_Goal_. Type out every line below exactly as it reads.

--------------------------------

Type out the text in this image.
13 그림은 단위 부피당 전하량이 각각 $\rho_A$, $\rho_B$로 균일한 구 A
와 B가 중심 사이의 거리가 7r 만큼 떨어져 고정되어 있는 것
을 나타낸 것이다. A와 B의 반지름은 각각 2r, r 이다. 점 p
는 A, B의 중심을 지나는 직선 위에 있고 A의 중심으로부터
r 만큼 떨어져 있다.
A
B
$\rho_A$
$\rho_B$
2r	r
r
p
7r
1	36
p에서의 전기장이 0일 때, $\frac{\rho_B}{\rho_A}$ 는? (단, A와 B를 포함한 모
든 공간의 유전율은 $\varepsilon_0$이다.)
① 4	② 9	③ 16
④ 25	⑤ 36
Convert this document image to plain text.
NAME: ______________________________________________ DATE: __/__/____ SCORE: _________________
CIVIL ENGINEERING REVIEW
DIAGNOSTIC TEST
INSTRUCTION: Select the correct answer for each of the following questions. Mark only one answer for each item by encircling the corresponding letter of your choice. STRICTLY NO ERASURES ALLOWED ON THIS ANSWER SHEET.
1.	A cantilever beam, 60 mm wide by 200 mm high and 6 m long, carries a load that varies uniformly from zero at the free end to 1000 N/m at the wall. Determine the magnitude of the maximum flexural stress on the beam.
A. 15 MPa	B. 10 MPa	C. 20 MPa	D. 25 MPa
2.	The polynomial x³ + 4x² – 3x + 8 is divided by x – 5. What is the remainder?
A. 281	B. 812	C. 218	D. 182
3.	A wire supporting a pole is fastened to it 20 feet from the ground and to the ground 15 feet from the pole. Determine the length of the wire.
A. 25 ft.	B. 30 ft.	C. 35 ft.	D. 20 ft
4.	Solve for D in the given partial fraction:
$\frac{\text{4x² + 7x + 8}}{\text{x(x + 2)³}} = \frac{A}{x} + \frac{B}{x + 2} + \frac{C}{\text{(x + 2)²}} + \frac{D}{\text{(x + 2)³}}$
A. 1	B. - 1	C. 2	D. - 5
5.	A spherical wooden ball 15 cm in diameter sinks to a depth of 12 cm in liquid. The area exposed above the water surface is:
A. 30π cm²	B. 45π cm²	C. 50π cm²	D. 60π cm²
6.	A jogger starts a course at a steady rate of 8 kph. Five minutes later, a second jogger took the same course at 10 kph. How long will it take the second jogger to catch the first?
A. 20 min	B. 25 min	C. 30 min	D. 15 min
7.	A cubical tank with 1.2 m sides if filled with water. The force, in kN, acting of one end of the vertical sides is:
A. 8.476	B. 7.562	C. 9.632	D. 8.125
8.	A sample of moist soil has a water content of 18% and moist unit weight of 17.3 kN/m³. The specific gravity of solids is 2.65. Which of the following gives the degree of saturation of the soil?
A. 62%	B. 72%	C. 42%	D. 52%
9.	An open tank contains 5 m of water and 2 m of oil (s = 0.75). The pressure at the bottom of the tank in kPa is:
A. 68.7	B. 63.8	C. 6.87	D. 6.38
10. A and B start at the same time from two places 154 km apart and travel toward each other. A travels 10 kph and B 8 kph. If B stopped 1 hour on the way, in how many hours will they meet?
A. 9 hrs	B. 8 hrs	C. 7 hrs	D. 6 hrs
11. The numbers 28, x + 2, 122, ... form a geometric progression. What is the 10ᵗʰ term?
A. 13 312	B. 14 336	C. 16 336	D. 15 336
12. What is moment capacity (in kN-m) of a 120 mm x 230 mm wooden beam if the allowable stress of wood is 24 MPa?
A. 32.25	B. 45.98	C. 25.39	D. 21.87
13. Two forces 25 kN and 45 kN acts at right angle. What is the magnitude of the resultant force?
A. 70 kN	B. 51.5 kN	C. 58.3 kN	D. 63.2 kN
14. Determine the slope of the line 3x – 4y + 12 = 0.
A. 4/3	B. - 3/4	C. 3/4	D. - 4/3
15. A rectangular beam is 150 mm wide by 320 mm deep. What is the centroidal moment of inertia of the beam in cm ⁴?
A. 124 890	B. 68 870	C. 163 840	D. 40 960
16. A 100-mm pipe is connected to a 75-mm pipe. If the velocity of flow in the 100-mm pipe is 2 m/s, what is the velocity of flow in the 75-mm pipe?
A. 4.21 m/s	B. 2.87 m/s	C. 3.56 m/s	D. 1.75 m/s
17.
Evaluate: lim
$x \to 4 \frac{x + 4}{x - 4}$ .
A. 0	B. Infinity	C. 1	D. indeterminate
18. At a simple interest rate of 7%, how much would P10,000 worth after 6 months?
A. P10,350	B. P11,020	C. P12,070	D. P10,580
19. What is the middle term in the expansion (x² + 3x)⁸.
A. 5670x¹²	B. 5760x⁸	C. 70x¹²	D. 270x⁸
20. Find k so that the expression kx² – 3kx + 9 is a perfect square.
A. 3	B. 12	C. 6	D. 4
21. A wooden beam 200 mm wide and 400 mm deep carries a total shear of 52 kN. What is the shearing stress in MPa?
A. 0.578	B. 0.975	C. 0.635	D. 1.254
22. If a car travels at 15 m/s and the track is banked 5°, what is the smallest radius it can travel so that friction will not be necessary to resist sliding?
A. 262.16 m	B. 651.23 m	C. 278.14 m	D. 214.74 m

--------------------------------

_Solved problem_.
Type out the text in this image.
13 그림은 단위 부피당 전하량이 각각 $\rho_A$, $\rho_B$로 균일한 구 A
와 B가 중심 사이의 거리가 7r 만큼 떨어져 고정되어 있는 것
을 나타낸 것이다. A와 B의 반지름은 각각 2r, r 이다. 점 p
는 A, B의 중심을 지나는 직선 위에 있고 A의 중심으로부터
r 만큼 떨어져 있다.
A
B
$\rho_A$
$\rho_B$
2r	r
r
p
7r
1	36
p에서의 전기장이 0일 때, $\frac{\rho_B}{\rho_A}$ 는? (단, A와 B를 포함한 모
든 공간의 유전율은 $\varepsilon_0$이다.)
① 4	② 9	③ 16
④ 25	⑤ 36
Convert this document image to plain text.
NAME: ______________________________________________ DATE: __/__/____ SCORE: _________________
CIVIL ENGINEERING REVIEW
DIAGNOSTIC TEST
INSTRUCTION: Select the correct answer for each of the following questions. Mark only one answer for each item by encircling the corresponding letter of your choice. STRICTLY NO ERASURES ALLOWED ON THIS ANSWER SHEET.
1.	A cantilever beam, 60 mm wide by 200 mm high and 6 m long, carries a load that varies uniformly from zero at the free end to 1000 N/m at the wall. Determine the magnitude of the maximum flexural stress on the beam.
A. 15 MPa	B. 10 MPa	C. 20 MPa	D. 25 MPa
2.	The polynomial x³ + 4x² – 3x + 8 is divided by x – 5. What is the remainder?
A. 281	B. 812	C. 218	D. 182
3.	A wire supporting a pole is fastened to it 20 feet from the ground and to the ground 15 feet from the pole. Determine the length of the wire.
A. 25 ft.	B. 30 ft.	C. 35 ft.	D. 20 ft
4.	Solve for D in the given partial fraction:
$\frac{\text{4x² + 7x + 8}}{\text{x(x + 2)³}} = \frac{A}{x} + \frac{B}{x + 2} + \frac{C}{\text{(x + 2)²}} + \frac{D}{\text{(x + 2)³}}$
A. 1	B. - 1	C. 2	D. - 5
5.	A spherical wooden ball 15 cm in diameter sinks to a depth of 12 cm in liquid. The area exposed above the water surface is:
A. 30π cm²	B. 45π cm²	C. 50π cm²	D. 60π cm²
6.	A jogger starts a course at a steady rate of 8 kph. Five minutes later, a second jogger took the same course at 10 kph. How long will it take the second jogger to catch the first?
A. 20 min	B. 25 min	C. 30 min	D. 15 min
7.	A cubical tank with 1.2 m sides if filled with water. The force, in kN, acting of one end of the vertical sides is:
A. 8.476	B. 7.562	C. 9.632	D. 8.125
8.	A sample of moist soil has a water content of 18% and moist unit weight of 17.3 kN/m³. The specific gravity of solids is 2.65. Which of the following gives the degree of saturation of the soil?
A. 62%	B. 72%	C. 42%	D. 52%
9.	An open tank contains 5 m of water and 2 m of oil (s = 0.75). The pressure at the bottom of the tank in kPa is:
A. 68.7	B. 63.8	C. 6.87	D. 6.38
10. A and B start at the same time from two places 154 km apart and travel toward each other. A travels 10 kph and B 8 kph. If B stopped 1 hour on the way, in how many hours will they meet?
A. 9 hrs	B. 8 hrs	C. 7 hrs	D. 6 hrs
11. The numbers 28, x + 2, 122, ... form a geometric progression. What is the 10ᵗʰ term?
A. 13 312	B. 14 336	C. 16 336	D. 15 336
12. What is moment capacity (in kN-m) of a 120 mm x 230 mm wooden beam if the allowable stress of wood is 24 MPa?
A. 32.25	B. 45.98	C. 25.39	D. 21.87
13. Two forces 25 kN and 45 kN acts at right angle. What is the magnitude of the resultant force?
A. 70 kN	B. 51.5 kN	C. 58.3 kN	D. 63.2 kN
14. Determine the slope of the line 3x – 4y + 12 = 0.
A. 4/3	B. - 3/4	C. 3/4	D. - 4/3
15. A rectangular beam is 150 mm wide by 320 mm deep. What is the centroidal moment of inertia of the beam in cm ⁴?
A. 124 890	B. 68 870	C. 163 840	D. 40 960
16. A 100-mm pipe is connected to a 75-mm pipe. If the velocity of flow in the 100-mm pipe is 2 m/s, what is the velocity of flow in the 75-mm pipe?
A. 4.21 m/s	B. 2.87 m/s	C. 3.56 m/s	D. 1.75 m/s
17.
Evaluate: lim
$x \to 4 \frac{x + 4}{x - 4}$ .
A. 0	B. Infinity	C. 1	D. indeterminate
18. At a simple interest rate of 7%, how much would P10,000 worth after 6 months?
A. P10,350	B. P11,020	C. P12,070	D. P10,580
19. What is the middle term in the expansion (x² + 3x)⁸.
A. 5670x¹²	B. 5760x⁸	C. 70x¹²	D. 270x⁸
20. Find k so that the expression kx² – 3kx + 9 is a perfect square.
A. 3	B. 12	C. 6	D. 4
21. A wooden beam 200 mm wide and 400 mm deep carries a total shear of 52 kN. What is the shearing stress in MPa?
A. 0.578	B. 0.975	C. 0.635	D. 1.254
22. If a car travels at 15 m/s and the track is banked 5°, what is the smallest radius it can travel so that friction will not be necessary to resist sliding?
A. 262.16 m	B. 651.23 m	C. 278.14 m	D. 214.74 m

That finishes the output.